• **DATA SUPPLIED**:
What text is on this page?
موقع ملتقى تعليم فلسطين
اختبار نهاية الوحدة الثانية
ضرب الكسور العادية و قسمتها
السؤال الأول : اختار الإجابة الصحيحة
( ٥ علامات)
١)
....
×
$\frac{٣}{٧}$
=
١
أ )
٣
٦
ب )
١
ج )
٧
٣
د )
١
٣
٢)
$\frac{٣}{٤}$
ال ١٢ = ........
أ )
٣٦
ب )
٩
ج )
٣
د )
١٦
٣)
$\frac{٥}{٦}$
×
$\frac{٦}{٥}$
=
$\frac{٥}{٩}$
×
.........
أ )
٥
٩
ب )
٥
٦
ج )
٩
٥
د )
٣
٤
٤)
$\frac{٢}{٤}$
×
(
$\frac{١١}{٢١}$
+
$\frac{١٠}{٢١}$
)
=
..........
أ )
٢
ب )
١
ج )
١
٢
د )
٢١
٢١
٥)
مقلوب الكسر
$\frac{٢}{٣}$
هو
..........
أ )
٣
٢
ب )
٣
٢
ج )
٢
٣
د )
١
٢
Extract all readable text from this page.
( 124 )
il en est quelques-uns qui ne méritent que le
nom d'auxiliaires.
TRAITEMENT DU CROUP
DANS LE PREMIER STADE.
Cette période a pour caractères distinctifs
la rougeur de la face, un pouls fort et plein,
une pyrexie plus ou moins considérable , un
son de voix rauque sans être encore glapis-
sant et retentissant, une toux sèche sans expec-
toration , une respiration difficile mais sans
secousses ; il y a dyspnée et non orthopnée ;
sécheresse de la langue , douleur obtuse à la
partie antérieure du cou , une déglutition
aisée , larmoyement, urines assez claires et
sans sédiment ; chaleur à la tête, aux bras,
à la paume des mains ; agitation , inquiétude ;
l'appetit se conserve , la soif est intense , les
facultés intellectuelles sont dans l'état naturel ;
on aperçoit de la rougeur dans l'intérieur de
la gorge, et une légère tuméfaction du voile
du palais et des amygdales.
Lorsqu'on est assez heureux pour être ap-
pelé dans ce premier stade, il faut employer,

• **STATED PROBLEM**: Everything from the line with "Extract all readable text from this page." to the end of the listing above needs to be duplicated exactly, both end lines included, with nothing more.

• **CORRECT OUTPUT**:
Extract all readable text from this page.
( 124 )
il en est quelques-uns qui ne méritent que le
nom d'auxiliaires.
TRAITEMENT DU CROUP
DANS LE PREMIER STADE.
Cette période a pour caractères distinctifs
la rougeur de la face, un pouls fort et plein,
une pyrexie plus ou moins considérable , un
son de voix rauque sans être encore glapis-
sant et retentissant, une toux sèche sans expec-
toration , une respiration difficile mais sans
secousses ; il y a dyspnée et non orthopnée ;
sécheresse de la langue , douleur obtuse à la
partie antérieure du cou , une déglutition
aisée , larmoyement, urines assez claires et
sans sédiment ; chaleur à la tête, aux bras,
à la paume des mains ; agitation , inquiétude ;
l'appetit se conserve , la soif est intense , les
facultés intellectuelles sont dans l'état naturel ;
on aperçoit de la rougeur dans l'intérieur de
la gorge, et une légère tuméfaction du voile
du palais et des amygdales.
Lorsqu'on est assez heureux pour être ap-
pelé dans ce premier stade, il faut employer,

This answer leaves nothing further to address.